Locate every line in the material below that has the word "placeholder". Copy each of those lines.

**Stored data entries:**
+++++

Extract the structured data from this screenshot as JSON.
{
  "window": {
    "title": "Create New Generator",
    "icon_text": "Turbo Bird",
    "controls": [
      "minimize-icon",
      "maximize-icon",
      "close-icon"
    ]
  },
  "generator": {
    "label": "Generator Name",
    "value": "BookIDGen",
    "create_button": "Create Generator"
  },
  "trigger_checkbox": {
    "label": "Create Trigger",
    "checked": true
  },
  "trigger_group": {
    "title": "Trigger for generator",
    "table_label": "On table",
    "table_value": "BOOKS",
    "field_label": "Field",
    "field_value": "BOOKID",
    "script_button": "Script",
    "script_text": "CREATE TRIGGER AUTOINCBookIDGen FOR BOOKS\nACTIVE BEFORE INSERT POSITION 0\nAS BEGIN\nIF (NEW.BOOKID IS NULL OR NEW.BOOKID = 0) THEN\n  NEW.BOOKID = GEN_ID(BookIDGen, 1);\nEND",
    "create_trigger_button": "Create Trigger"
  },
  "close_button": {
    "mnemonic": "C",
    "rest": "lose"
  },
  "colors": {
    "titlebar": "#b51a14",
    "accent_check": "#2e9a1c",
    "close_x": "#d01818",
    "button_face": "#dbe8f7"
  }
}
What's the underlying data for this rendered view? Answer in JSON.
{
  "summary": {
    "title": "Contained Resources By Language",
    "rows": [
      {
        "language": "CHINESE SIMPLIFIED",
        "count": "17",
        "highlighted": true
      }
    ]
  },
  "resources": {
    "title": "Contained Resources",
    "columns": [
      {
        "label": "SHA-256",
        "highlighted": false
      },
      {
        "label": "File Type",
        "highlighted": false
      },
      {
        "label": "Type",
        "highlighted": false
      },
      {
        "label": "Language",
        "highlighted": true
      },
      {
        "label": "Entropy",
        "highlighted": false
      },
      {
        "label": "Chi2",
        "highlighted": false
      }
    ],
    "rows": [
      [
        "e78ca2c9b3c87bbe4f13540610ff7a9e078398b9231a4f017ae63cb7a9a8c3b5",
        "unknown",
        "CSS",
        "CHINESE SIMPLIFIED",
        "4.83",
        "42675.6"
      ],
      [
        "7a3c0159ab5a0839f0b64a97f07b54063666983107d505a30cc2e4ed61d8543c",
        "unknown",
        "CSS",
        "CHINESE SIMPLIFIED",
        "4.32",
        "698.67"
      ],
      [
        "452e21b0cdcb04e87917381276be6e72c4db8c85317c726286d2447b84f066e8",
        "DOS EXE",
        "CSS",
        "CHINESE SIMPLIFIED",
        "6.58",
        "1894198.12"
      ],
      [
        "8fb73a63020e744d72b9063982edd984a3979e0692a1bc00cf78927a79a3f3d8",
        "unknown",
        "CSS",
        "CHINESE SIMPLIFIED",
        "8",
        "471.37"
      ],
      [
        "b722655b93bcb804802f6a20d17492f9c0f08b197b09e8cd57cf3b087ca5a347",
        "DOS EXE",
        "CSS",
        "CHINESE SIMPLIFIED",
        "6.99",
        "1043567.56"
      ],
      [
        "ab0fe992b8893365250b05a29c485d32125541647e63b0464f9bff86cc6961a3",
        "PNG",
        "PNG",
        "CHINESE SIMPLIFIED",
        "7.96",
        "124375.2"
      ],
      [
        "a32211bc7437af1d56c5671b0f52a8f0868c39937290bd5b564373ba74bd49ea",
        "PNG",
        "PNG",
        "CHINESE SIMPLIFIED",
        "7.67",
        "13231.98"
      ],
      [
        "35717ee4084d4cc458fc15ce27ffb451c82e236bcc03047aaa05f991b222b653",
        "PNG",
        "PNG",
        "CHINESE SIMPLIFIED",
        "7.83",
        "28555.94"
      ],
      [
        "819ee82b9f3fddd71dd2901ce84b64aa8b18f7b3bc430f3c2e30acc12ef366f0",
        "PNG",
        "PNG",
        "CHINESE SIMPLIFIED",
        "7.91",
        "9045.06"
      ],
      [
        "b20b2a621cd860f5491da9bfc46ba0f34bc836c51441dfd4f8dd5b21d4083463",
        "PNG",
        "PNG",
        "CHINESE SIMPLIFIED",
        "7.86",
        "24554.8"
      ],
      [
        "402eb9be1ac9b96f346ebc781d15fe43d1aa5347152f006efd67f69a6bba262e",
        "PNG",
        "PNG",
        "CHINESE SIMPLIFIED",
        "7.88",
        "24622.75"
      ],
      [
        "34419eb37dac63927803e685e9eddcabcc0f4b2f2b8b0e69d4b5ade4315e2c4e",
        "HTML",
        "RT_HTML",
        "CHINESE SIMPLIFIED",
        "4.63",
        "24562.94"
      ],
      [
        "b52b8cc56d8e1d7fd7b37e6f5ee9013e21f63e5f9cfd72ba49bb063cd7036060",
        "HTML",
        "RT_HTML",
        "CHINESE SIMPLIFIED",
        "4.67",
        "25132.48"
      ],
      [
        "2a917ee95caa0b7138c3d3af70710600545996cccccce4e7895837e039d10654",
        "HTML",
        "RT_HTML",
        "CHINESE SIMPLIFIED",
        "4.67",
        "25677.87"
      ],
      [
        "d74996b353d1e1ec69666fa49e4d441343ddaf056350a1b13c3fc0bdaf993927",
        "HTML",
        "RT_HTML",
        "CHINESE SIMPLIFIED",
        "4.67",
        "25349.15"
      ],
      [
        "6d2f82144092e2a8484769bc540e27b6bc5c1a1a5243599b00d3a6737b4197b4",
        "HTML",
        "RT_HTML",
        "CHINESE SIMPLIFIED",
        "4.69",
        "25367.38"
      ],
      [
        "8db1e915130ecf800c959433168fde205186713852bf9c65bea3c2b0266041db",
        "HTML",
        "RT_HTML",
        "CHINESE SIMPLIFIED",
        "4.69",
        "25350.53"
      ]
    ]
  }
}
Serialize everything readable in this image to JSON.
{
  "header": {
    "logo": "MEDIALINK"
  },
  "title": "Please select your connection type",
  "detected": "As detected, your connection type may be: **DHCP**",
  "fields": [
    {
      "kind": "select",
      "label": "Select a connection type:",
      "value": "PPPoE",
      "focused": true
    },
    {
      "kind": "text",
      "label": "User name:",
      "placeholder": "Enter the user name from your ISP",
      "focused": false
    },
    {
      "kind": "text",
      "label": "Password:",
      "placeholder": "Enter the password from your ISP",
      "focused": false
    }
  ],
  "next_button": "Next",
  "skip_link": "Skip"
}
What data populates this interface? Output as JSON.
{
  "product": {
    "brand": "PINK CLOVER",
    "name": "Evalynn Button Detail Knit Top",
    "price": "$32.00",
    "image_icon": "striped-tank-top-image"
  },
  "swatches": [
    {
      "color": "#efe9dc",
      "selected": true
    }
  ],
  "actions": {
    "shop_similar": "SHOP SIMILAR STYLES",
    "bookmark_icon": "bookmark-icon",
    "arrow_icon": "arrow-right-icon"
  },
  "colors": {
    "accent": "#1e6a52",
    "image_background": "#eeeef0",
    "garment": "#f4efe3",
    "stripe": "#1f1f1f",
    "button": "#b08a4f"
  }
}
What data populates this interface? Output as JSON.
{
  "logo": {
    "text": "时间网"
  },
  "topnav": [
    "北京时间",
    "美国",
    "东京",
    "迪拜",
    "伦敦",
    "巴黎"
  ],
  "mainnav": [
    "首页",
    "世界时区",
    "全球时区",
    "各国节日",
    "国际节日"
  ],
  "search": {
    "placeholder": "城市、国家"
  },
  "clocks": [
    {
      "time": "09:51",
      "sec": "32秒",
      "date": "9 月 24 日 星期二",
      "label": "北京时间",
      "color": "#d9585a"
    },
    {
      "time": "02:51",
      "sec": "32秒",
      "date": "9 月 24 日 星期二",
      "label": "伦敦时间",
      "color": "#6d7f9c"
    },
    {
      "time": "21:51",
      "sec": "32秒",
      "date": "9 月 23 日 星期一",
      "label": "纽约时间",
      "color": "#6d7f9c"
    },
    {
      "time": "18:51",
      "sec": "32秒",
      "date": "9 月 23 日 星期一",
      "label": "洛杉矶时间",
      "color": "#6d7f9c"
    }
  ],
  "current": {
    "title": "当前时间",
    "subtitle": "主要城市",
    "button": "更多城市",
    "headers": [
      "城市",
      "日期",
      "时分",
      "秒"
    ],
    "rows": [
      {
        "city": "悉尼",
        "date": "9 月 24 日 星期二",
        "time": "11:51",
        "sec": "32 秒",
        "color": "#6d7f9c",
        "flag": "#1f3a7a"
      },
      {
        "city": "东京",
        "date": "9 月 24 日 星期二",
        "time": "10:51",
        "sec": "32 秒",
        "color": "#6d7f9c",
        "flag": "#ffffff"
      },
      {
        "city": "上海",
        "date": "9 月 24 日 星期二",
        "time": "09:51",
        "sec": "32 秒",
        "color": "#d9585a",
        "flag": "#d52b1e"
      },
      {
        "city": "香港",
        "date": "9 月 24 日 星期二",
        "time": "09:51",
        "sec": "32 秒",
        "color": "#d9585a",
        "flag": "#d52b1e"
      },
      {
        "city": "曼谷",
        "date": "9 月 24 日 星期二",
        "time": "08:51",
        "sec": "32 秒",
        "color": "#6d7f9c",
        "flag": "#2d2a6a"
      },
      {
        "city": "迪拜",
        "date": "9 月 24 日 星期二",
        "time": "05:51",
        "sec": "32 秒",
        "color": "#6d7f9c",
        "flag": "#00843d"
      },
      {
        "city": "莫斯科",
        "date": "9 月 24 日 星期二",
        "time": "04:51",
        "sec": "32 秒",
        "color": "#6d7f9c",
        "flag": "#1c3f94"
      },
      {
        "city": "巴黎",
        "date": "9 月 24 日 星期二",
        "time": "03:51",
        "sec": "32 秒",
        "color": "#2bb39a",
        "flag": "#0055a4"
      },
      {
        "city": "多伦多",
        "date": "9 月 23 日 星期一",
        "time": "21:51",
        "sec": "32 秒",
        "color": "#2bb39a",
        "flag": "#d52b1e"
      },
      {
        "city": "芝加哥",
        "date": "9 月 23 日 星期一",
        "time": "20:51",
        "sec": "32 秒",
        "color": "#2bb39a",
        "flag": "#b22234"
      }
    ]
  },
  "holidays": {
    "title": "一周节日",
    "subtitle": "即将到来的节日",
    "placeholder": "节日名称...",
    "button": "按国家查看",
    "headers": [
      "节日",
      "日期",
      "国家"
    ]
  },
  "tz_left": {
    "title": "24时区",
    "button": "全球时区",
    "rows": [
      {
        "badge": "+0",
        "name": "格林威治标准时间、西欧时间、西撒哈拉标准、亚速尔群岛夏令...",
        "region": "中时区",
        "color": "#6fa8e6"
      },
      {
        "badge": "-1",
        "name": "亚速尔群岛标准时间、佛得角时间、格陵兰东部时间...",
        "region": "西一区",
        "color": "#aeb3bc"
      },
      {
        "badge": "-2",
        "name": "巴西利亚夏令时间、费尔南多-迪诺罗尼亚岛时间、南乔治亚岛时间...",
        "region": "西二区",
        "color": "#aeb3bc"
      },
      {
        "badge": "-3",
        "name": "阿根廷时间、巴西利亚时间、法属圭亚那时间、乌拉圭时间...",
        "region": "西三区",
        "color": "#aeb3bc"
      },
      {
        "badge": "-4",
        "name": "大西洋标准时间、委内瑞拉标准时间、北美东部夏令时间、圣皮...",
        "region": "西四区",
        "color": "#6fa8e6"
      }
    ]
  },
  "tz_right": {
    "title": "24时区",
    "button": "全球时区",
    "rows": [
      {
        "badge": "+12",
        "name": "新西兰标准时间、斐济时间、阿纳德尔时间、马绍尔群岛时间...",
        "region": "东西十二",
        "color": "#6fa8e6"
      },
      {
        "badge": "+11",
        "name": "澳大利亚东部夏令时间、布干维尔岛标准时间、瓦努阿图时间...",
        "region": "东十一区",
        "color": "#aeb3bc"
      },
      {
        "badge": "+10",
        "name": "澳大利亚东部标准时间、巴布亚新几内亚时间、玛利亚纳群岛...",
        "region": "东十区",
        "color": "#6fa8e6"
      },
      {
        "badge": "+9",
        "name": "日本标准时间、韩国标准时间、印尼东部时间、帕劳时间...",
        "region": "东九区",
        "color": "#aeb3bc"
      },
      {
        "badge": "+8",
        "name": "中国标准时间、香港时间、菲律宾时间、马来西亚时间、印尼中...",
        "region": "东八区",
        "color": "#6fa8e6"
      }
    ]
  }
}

+++++

**Exercise output:**
      "placeholder": "Enter the user name from your ISP",
      "placeholder": "Enter the password from your ISP",
    "placeholder": "城市、国家"
    "placeholder": "节日名称...",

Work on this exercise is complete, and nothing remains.